### AUFGABENSTELLUNG
Geben Sie aus dem Quellenauszug unten den Abschnitt wortgetreu wieder, der bei den Worten „Abb. 5. Zwei“ einsetzt und nach „Unterkante der Schicht.“ endet.

### QUELLENAUSZUG
◇ ◇ ◇ ◇ ◇
Gemäss den Bohrproben, welche im Vorfeld der Grabung entnommen wurden, liegen im mittleren Bereich der Bucht mindestens sechs Kulturschichten von der Jungsteinzeit bis zur frühen Bronzezeit übereinander. Da jedoch lediglich die obersten drei Schichten durch die Erosion gefährdet sind wurde die Untersuchung auf diese beschränkt (Abb. 6)
Abb. 5. Zwei Mitglieder der Tauchequipe an der Arbeit.
Abb. 6. Schnitt durch die ausgegrabenen Schichten: Am Seegrund die frühbronzezeitliche Schicht, darunter die beiden Schichten der späteren Jungsteinzeit, jeweils durch Seekreide getrennt.
Abb. 7. Verteilungsplan der Pfahlschuhe und Pfähle, mit Bezeichnung ihrer Schichtlage. Kulturschicht ist nur noch im Südwesten des Grabungsfeldes und unter einem «Abfallhaufen» im Osten erhalten. OK = Oberkante der frühbronzezeitlichen Schicht. UK = Unterkante der Schicht.

Die oberste Schicht war − wie erwähnt − nur in einem Teil des Grabungsfeldes überhaupt noch erhalten (Abb. 7). Im übrigen Bereich des Feldes war sie bereits weggeschwemmt und nur die Überreste der Hausfundamente sowie freigespülte Funde zeugten noch von den Spuren einer Siedlung aus der Frühbronzezeit. Wo die Schicht aber noch geschützt ist, beweisen die darin hervorragend erhaltenen Funde die ausserordentlich guten Überlieferungsbedingungen im Wasser unter Luftabschluss.
Die beiden unteren Schichten, jeweils durch eine Seekreideschicht − das heisst durch einen mehrere Jahrhunderte dauernden Hochwasserstand − voneinander getrennt, sind aufgrund der Funde in die späte Jungsteinzeit zu datieren. Gemäss der dendrochronologischen Untersuchungen sind die Hölzer für den Bau dieser Dörfer im Zeitraum um 2700 v. Chr. (unterste Schicht) und 2500 v. Chr. (mittlere Schicht) gefällt worden.4
 

DIE FRÜH BRONZEZEITLICHEN SIEDLUNGSRESTE

Die direkt am Seegrund liegenden Baureste datieren aufgrund der dendrochronologischen Untersuchungen in den Zeitraum um 1600 v. Chr. Die Siedlung gehört also bereits in einen entwickelten Abschnitt der frühen Bronzezeit, deren Beginn in unserem Gebiet etwa um 2000 v. Chr. angesetzt wird. Bäume, die in den Jahren 1607, 1604 und 1598 gefällt worden sind, zeigen, dass entweder das Dorf nicht in einem Zug erbaut wurde, dass nachträglich Reparaturen erfolgten oder aber, dass nicht alle geschlagenen Hölzer sogleich verarbeitet wurden. Zeitlich weit auseinanderliegende Bauphasen sind jedoch auf diesem Siedlungsplatz nach Ausweis des Baubefundes und der Jahrringdaten auszuschliessen.
◇ ◇ ◇ ◇ ◇
### DATENAUFLISTUNG

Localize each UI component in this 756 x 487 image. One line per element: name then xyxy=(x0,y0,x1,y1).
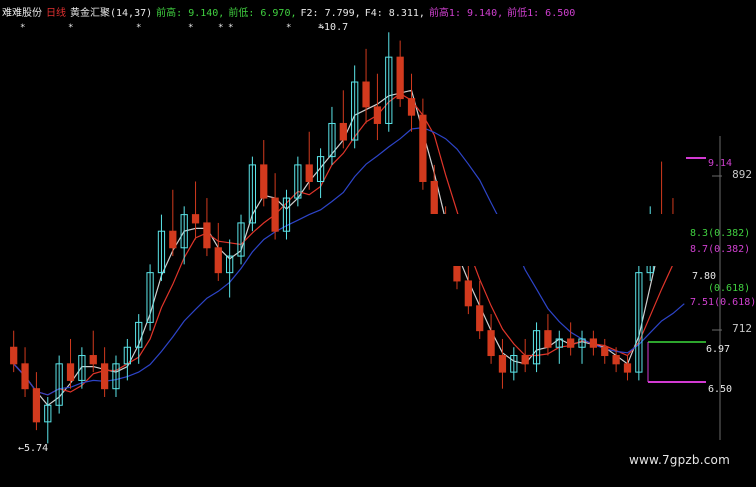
indicator-header: 难难股份 日线 黄金汇聚(14,37) 前高: 9.140, 前低: 6.970, F2:… xyxy=(2,4,579,19)
candle-body xyxy=(373,106,382,124)
level-6-50: 6.50 xyxy=(708,384,733,395)
candle-body xyxy=(589,338,598,348)
signal-star: * xyxy=(20,23,25,33)
fib-0382-a: (0.382) xyxy=(708,228,751,239)
candle-body xyxy=(419,114,427,182)
level-7-51: 7.51(0.618) xyxy=(690,297,756,308)
candle-body xyxy=(487,330,495,357)
candle-body xyxy=(214,247,222,274)
stock-chart-window: { "header": { "stock_name": "难难股份", "per… xyxy=(0,0,756,487)
indicator-name: 黄金汇聚(14,37) xyxy=(70,8,153,19)
f4-value: F4: 8.311, xyxy=(364,8,425,19)
level-8-7: 8.7(0.382) xyxy=(690,244,750,255)
candle-body xyxy=(601,346,609,357)
overlay-block xyxy=(378,214,718,266)
candle-body xyxy=(271,197,279,232)
prev-high-value: 前高: 9.140, xyxy=(156,8,225,19)
candle-body xyxy=(191,214,200,224)
candle-body xyxy=(10,346,18,365)
candle-body xyxy=(464,280,472,307)
candle-body xyxy=(498,355,507,373)
prev-low-value: 前低: 6.970, xyxy=(228,8,297,19)
fib-0382-b: (0.382) xyxy=(708,244,751,255)
signal-star: * xyxy=(188,23,193,33)
candle-body xyxy=(339,122,347,141)
candle-body xyxy=(32,388,41,423)
candle-body xyxy=(521,355,529,365)
axis-tick-712: 712 xyxy=(732,322,752,335)
level-7-80: 7.80 xyxy=(692,271,717,282)
candle-body xyxy=(407,98,416,116)
prev-high1-value: 前高1: 9.140, xyxy=(428,8,504,19)
axis-tick-892: 892 xyxy=(732,168,752,181)
level-8-7-value: 8.7 xyxy=(690,244,709,255)
candle-body xyxy=(476,305,484,332)
low-marker-label: ←5.74 xyxy=(18,443,49,454)
signal-star: * xyxy=(136,23,141,33)
fib-0618-b: (0.618) xyxy=(714,297,756,308)
high-marker-value: 10.7 xyxy=(324,22,349,33)
signal-star: * xyxy=(68,23,73,33)
low-marker-value: 5.74 xyxy=(24,443,49,454)
signal-star: * xyxy=(286,23,291,33)
candle-body xyxy=(169,230,177,249)
candle-body xyxy=(66,363,75,381)
candle-body xyxy=(567,338,575,348)
candle-body xyxy=(100,363,109,390)
candle-body xyxy=(21,363,29,390)
candle-body xyxy=(203,222,211,249)
candle-body xyxy=(305,164,313,182)
prev-low1-value: 前低1: 6.500 xyxy=(507,8,576,19)
candle-body xyxy=(89,355,97,365)
candle-body xyxy=(362,81,370,108)
level-8-3: 8.3(0.382) xyxy=(690,228,750,239)
fib-0618-a: (0.618) xyxy=(708,283,751,294)
f2-value: F2: 7.799, xyxy=(300,8,361,19)
signal-star: * xyxy=(218,23,223,33)
high-marker-label: →10.7 xyxy=(318,22,349,33)
level-9-14: 9.14 xyxy=(708,158,733,169)
level-8-3-value: 8.3 xyxy=(690,228,709,239)
stock-name: 难难股份 xyxy=(2,8,42,19)
candle-body xyxy=(544,330,552,348)
level-6-97: 6.97 xyxy=(706,344,731,355)
candle-body xyxy=(260,164,268,199)
candle-body xyxy=(612,355,620,365)
period-label[interactable]: 日线 xyxy=(46,8,66,19)
watermark-text: www.7gpzb.com xyxy=(629,453,730,467)
candle-body xyxy=(623,363,632,373)
candle-body xyxy=(396,56,404,100)
signal-star: * xyxy=(228,23,233,33)
level-7-51-value: 7.51 xyxy=(690,297,715,308)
◇ ◇ ◇ ◇ ◇
### LÖSUNG
Abb. 5. Zwei Mitglieder der Tauchequipe an der Arbeit.
Abb. 6. Schnitt durch die ausgegrabenen Schichten: Am Seegrund die frühbronzezeitliche Schicht, darunter die beiden Schichten der späteren Jungsteinzeit, jeweils durch Seekreide getrennt.
Abb. 7. Verteilungsplan der Pfahlschuhe und Pfähle, mit Bezeichnung ihrer Schichtlage. Kulturschicht ist nur noch im Südwesten des Grabungsfeldes und unter einem «Abfallhaufen» im Osten erhalten. OK = Oberkante der frühbronzezeitlichen Schicht. UK = Unterkante der Schicht.